Records provided:
<<<<

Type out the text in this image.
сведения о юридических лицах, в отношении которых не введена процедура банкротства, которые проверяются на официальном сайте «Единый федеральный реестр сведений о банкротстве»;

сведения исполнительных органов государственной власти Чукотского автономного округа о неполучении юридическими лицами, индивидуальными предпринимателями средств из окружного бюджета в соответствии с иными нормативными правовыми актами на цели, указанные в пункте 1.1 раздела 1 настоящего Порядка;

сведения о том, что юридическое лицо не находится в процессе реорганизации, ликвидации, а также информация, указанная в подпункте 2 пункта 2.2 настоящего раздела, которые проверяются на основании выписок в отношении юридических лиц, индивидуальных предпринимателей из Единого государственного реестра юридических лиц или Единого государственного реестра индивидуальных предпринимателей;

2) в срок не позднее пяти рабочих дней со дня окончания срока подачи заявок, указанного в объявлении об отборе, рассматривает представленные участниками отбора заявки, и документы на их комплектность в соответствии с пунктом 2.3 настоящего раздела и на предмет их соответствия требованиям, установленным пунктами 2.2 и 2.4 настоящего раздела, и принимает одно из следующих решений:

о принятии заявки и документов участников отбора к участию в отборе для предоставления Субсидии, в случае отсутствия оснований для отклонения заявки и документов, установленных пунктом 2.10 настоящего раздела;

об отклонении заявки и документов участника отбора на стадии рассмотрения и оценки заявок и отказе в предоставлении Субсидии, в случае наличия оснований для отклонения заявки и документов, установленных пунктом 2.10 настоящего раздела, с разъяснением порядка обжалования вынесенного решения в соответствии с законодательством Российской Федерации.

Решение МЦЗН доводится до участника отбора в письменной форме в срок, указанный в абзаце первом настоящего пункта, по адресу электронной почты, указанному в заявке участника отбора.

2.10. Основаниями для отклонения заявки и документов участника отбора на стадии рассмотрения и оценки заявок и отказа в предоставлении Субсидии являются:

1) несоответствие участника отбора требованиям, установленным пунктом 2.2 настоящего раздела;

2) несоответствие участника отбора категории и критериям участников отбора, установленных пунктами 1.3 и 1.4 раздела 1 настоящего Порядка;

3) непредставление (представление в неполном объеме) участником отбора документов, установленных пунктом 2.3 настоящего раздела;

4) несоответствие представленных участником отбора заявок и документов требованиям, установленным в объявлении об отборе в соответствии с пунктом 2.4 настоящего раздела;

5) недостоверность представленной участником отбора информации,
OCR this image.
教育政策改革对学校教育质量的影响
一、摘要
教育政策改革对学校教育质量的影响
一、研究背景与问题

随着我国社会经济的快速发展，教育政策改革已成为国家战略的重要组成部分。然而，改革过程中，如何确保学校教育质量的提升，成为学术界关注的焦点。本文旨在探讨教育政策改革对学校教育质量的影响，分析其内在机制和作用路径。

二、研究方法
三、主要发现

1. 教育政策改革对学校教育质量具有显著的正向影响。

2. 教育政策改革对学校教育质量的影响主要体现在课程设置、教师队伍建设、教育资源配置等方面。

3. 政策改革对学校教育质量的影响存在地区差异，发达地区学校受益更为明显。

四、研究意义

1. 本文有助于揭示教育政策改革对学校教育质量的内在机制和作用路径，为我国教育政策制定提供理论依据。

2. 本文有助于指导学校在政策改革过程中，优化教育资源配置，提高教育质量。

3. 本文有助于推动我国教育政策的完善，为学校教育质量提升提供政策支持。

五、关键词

>>>>

Written problem: Extract the entries above verbatim.

Right answer:
Type out the text in this image.
сведения о юридических лицах, в отношении которых не введена процедура банкротства, которые проверяются на официальном сайте «Единый федеральный реестр сведений о банкротстве»;

сведения исполнительных органов государственной власти Чукотского автономного округа о неполучении юридическими лицами, индивидуальными предпринимателями средств из окружного бюджета в соответствии с иными нормативными правовыми актами на цели, указанные в пункте 1.1 раздела 1 настоящего Порядка;

сведения о том, что юридическое лицо не находится в процессе реорганизации, ликвидации, а также информация, указанная в подпункте 2 пункта 2.2 настоящего раздела, которые проверяются на основании выписок в отношении юридических лиц, индивидуальных предпринимателей из Единого государственного реестра юридических лиц или Единого государственного реестра индивидуальных предпринимателей;

2) в срок не позднее пяти рабочих дней со дня окончания срока подачи заявок, указанного в объявлении об отборе, рассматривает представленные участниками отбора заявки, и документы на их комплектность в соответствии с пунктом 2.3 настоящего раздела и на предмет их соответствия требованиям, установленным пунктами 2.2 и 2.4 настоящего раздела, и принимает одно из следующих решений:

о принятии заявки и документов участников отбора к участию в отборе для предоставления Субсидии, в случае отсутствия оснований для отклонения заявки и документов, установленных пунктом 2.10 настоящего раздела;

об отклонении заявки и документов участника отбора на стадии рассмотрения и оценки заявок и отказе в предоставлении Субсидии, в случае наличия оснований для отклонения заявки и документов, установленных пунктом 2.10 настоящего раздела, с разъяснением порядка обжалования вынесенного решения в соответствии с законодательством Российской Федерации.

Решение МЦЗН доводится до участника отбора в письменной форме в срок, указанный в абзаце первом настоящего пункта, по адресу электронной почты, указанному в заявке участника отбора.

2.10. Основаниями для отклонения заявки и документов участника отбора на стадии рассмотрения и оценки заявок и отказа в предоставлении Субсидии являются:

1) несоответствие участника отбора требованиям, установленным пунктом 2.2 настоящего раздела;

2) несоответствие участника отбора категории и критериям участников отбора, установленных пунктами 1.3 и 1.4 раздела 1 настоящего Порядка;

3) непредставление (представление в неполном объеме) участником отбора документов, установленных пунктом 2.3 настоящего раздела;

4) несоответствие представленных участником отбора заявок и документов требованиям, установленным в объявлении об отборе в соответствии с пунктом 2.4 настоящего раздела;

5) недостоверность представленной участником отбора информации,
OCR this image.
教育政策改革对学校教育质量的影响
一、摘要
教育政策改革对学校教育质量的影响
一、研究背景与问题

随着我国社会经济的快速发展，教育政策改革已成为国家战略的重要组成部分。然而，改革过程中，如何确保学校教育质量的提升，成为学术界关注的焦点。本文旨在探讨教育政策改革对学校教育质量的影响，分析其内在机制和作用路径。

二、研究方法
三、主要发现

1. 教育政策改革对学校教育质量具有显著的正向影响。

2. 教育政策改革对学校教育质量的影响主要体现在课程设置、教师队伍建设、教育资源配置等方面。

3. 政策改革对学校教育质量的影响存在地区差异，发达地区学校受益更为明显。

四、研究意义

1. 本文有助于揭示教育政策改革对学校教育质量的内在机制和作用路径，为我国教育政策制定提供理论依据。

2. 本文有助于指导学校在政策改革过程中，优化教育资源配置，提高教育质量。

3. 本文有助于推动我国教育政策的完善，为学校教育质量提升提供政策支持。

五、关键词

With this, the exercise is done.